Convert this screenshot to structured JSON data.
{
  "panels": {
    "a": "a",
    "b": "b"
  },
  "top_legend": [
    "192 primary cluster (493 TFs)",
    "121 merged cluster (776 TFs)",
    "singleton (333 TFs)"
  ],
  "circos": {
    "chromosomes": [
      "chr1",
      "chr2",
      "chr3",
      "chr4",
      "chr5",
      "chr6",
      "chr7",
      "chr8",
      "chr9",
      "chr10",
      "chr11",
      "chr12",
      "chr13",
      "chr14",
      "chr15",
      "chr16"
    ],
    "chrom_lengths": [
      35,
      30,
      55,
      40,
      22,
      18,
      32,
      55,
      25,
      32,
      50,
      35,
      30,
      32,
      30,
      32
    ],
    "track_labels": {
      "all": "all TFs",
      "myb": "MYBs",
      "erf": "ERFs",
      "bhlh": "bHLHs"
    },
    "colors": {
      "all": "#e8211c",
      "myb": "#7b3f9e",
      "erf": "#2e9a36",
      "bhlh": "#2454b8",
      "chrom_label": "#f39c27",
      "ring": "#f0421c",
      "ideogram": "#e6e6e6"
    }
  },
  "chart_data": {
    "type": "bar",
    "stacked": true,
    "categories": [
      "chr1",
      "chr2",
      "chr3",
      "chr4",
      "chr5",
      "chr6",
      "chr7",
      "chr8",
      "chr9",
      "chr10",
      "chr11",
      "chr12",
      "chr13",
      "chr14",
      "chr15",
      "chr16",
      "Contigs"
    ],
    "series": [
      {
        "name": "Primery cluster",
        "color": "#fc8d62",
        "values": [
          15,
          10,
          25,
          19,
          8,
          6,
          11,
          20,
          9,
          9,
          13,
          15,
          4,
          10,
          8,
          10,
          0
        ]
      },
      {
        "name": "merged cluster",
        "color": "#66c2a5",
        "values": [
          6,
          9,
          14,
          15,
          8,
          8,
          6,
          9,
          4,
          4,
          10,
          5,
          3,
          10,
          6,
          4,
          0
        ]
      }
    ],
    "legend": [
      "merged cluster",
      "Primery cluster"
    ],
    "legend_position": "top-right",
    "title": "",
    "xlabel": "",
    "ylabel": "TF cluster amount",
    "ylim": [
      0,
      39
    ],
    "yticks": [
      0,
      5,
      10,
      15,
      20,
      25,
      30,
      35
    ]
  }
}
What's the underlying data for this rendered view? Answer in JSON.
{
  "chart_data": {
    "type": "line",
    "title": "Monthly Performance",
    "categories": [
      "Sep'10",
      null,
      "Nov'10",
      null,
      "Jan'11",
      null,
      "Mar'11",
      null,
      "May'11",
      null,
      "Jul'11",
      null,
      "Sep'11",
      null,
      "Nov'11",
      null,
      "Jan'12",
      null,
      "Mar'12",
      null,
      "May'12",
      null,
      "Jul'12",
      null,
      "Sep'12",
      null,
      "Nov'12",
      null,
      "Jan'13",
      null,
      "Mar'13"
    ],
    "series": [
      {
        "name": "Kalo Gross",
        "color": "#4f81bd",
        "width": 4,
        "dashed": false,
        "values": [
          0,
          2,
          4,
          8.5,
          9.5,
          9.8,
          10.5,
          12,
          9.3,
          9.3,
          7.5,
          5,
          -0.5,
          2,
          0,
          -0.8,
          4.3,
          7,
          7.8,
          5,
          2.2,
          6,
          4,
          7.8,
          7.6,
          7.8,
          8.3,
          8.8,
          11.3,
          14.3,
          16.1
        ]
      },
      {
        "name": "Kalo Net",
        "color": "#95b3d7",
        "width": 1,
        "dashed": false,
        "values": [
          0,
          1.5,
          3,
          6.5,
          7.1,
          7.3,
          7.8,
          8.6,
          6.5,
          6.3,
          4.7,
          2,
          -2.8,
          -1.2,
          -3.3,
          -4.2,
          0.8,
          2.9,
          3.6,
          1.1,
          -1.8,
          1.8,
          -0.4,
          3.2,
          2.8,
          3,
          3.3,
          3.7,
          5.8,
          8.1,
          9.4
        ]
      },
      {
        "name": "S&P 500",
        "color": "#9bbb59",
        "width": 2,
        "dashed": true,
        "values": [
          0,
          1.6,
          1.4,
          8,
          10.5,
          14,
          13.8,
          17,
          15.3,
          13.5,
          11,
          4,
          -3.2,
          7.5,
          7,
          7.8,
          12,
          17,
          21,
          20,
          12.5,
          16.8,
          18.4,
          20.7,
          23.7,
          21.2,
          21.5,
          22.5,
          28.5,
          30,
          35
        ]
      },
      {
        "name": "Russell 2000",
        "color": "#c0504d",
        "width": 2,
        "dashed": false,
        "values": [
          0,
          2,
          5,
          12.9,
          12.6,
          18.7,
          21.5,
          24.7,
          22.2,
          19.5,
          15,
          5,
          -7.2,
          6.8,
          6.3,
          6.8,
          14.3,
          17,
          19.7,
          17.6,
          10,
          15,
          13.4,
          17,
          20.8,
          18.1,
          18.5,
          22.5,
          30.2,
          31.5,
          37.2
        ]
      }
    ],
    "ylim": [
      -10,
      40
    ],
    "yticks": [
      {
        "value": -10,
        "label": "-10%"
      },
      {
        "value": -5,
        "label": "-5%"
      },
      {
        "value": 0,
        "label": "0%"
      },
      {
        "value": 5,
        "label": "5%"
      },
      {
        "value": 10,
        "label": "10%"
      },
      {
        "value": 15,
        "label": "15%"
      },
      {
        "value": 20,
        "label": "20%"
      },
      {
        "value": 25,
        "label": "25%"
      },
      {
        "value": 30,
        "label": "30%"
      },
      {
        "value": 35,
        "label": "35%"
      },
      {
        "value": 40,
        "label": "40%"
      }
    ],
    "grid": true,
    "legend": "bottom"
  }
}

> _Task details_:
Extract each line of the listing above, copying it word for word.

> _Task solution_:
Convert this screenshot to structured JSON data.
{
  "panels": {
    "a": "a",
    "b": "b"
  },
  "top_legend": [
    "192 primary cluster (493 TFs)",
    "121 merged cluster (776 TFs)",
    "singleton (333 TFs)"
  ],
  "circos": {
    "chromosomes": [
      "chr1",
      "chr2",
      "chr3",
      "chr4",
      "chr5",
      "chr6",
      "chr7",
      "chr8",
      "chr9",
      "chr10",
      "chr11",
      "chr12",
      "chr13",
      "chr14",
      "chr15",
      "chr16"
    ],
    "chrom_lengths": [
      35,
      30,
      55,
      40,
      22,
      18,
      32,
      55,
      25,
      32,
      50,
      35,
      30,
      32,
      30,
      32
    ],
    "track_labels": {
      "all": "all TFs",
      "myb": "MYBs",
      "erf": "ERFs",
      "bhlh": "bHLHs"
    },
    "colors": {
      "all": "#e8211c",
      "myb": "#7b3f9e",
      "erf": "#2e9a36",
      "bhlh": "#2454b8",
      "chrom_label": "#f39c27",
      "ring": "#f0421c",
      "ideogram": "#e6e6e6"
    }
  },
  "chart_data": {
    "type": "bar",
    "stacked": true,
    "categories": [
      "chr1",
      "chr2",
      "chr3",
      "chr4",
      "chr5",
      "chr6",
      "chr7",
      "chr8",
      "chr9",
      "chr10",
      "chr11",
      "chr12",
      "chr13",
      "chr14",
      "chr15",
      "chr16",
      "Contigs"
    ],
    "series": [
      {
        "name": "Primery cluster",
        "color": "#fc8d62",
        "values": [
          15,
          10,
          25,
          19,
          8,
          6,
          11,
          20,
          9,
          9,
          13,
          15,
          4,
          10,
          8,
          10,
          0
        ]
      },
      {
        "name": "merged cluster",
        "color": "#66c2a5",
        "values": [
          6,
          9,
          14,
          15,
          8,
          8,
          6,
          9,
          4,
          4,
          10,
          5,
          3,
          10,
          6,
          4,
          0
        ]
      }
    ],
    "legend": [
      "merged cluster",
      "Primery cluster"
    ],
    "legend_position": "top-right",
    "title": "",
    "xlabel": "",
    "ylabel": "TF cluster amount",
    "ylim": [
      0,
      39
    ],
    "yticks": [
      0,
      5,
      10,
      15,
      20,
      25,
      30,
      35
    ]
  }
}
What's the underlying data for this rendered view? Answer in JSON.
{
  "chart_data": {
    "type": "line",
    "title": "Monthly Performance",
    "categories": [
      "Sep'10",
      null,
      "Nov'10",
      null,
      "Jan'11",
      null,
      "Mar'11",
      null,
      "May'11",
      null,
      "Jul'11",
      null,
      "Sep'11",
      null,
      "Nov'11",
      null,
      "Jan'12",
      null,
      "Mar'12",
      null,
      "May'12",
      null,
      "Jul'12",
      null,
      "Sep'12",
      null,
      "Nov'12",
      null,
      "Jan'13",
      null,
      "Mar'13"
    ],
    "series": [
      {
        "name": "Kalo Gross",
        "color": "#4f81bd",
        "width": 4,
        "dashed": false,
        "values": [
          0,
          2,
          4,
          8.5,
          9.5,
          9.8,
          10.5,
          12,
          9.3,
          9.3,
          7.5,
          5,
          -0.5,
          2,
          0,
          -0.8,
          4.3,
          7,
          7.8,
          5,
          2.2,
          6,
          4,
          7.8,
          7.6,
          7.8,
          8.3,
          8.8,
          11.3,
          14.3,
          16.1
        ]
      },
      {
        "name": "Kalo Net",
        "color": "#95b3d7",
        "width": 1,
        "dashed": false,
        "values": [
          0,
          1.5,
          3,
          6.5,
          7.1,
          7.3,
          7.8,
          8.6,
          6.5,
          6.3,
          4.7,
          2,
          -2.8,
          -1.2,
          -3.3,
          -4.2,
          0.8,
          2.9,
          3.6,
          1.1,
          -1.8,
          1.8,
          -0.4,
          3.2,
          2.8,
          3,
          3.3,
          3.7,
          5.8,
          8.1,
          9.4
        ]
      },
      {
        "name": "S&P 500",
        "color": "#9bbb59",
        "width": 2,
        "dashed": true,
        "values": [
          0,
          1.6,
          1.4,
          8,
          10.5,
          14,
          13.8,
          17,
          15.3,
          13.5,
          11,
          4,
          -3.2,
          7.5,
          7,
          7.8,
          12,
          17,
          21,
          20,
          12.5,
          16.8,
          18.4,
          20.7,
          23.7,
          21.2,
          21.5,
          22.5,
          28.5,
          30,
          35
        ]
      },
      {
        "name": "Russell 2000",
        "color": "#c0504d",
        "width": 2,
        "dashed": false,
        "values": [
          0,
          2,
          5,
          12.9,
          12.6,
          18.7,
          21.5,
          24.7,
          22.2,
          19.5,
          15,
          5,
          -7.2,
          6.8,
          6.3,
          6.8,
          14.3,
          17,
          19.7,
          17.6,
          10,
          15,
          13.4,
          17,
          20.8,
          18.1,
          18.5,
          22.5,
          30.2,
          31.5,
          37.2
        ]
      }
    ],
    "ylim": [
      -10,
      40
    ],
    "yticks": [
      {
        "value": -10,
        "label": "-10%"
      },
      {
        "value": -5,
        "label": "-5%"
      },
      {
        "value": 0,
        "label": "0%"
      },
      {
        "value": 5,
        "label": "5%"
      },
      {
        "value": 10,
        "label": "10%"
      },
      {
        "value": 15,
        "label": "15%"
      },
      {
        "value": 20,
        "label": "20%"
      },
      {
        "value": 25,
        "label": "25%"
      },
      {
        "value": 30,
        "label": "30%"
      },
      {
        "value": 35,
        "label": "35%"
      },
      {
        "value": 40,
        "label": "40%"
      }
    ],
    "grid": true,
    "legend": "bottom"
  }
}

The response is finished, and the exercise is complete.